◆ Request: Reproduce each line exactly. Skip none.
◆ ◆ ◆ ◆ ◆ ◆ ◆
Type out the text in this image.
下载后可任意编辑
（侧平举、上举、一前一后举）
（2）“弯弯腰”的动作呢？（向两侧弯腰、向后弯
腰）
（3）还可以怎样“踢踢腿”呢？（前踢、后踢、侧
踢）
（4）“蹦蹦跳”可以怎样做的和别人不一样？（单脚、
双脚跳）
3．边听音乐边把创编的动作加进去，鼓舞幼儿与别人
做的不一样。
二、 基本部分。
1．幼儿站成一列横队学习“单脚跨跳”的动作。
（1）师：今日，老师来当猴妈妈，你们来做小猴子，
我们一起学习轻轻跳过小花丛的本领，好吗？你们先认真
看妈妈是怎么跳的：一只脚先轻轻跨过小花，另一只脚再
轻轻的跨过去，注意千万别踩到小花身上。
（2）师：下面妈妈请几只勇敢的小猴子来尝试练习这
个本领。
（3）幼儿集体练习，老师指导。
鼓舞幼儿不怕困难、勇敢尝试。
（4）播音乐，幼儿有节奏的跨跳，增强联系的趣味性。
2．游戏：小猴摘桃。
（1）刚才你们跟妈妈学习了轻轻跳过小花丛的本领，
◆ ◆ ◆ ◆ ◆ ◆ ◆
◆ Exercise response:
Type out the text in this image.
下载后可任意编辑
（侧平举、上举、一前一后举）
（2）“弯弯腰”的动作呢？（向两侧弯腰、向后弯
腰）
（3）还可以怎样“踢踢腿”呢？（前踢、后踢、侧
踢）
（4）“蹦蹦跳”可以怎样做的和别人不一样？（单脚、
双脚跳）
3．边听音乐边把创编的动作加进去，鼓舞幼儿与别人
做的不一样。
二、 基本部分。
1．幼儿站成一列横队学习“单脚跨跳”的动作。
（1）师：今日，老师来当猴妈妈，你们来做小猴子，
我们一起学习轻轻跳过小花丛的本领，好吗？你们先认真
看妈妈是怎么跳的：一只脚先轻轻跨过小花，另一只脚再
轻轻的跨过去，注意千万别踩到小花身上。
（2）师：下面妈妈请几只勇敢的小猴子来尝试练习这
个本领。
（3）幼儿集体练习，老师指导。
鼓舞幼儿不怕困难、勇敢尝试。
（4）播音乐，幼儿有节奏的跨跳，增强联系的趣味性。
2．游戏：小猴摘桃。
（1）刚才你们跟妈妈学习了轻轻跳过小花丛的本领，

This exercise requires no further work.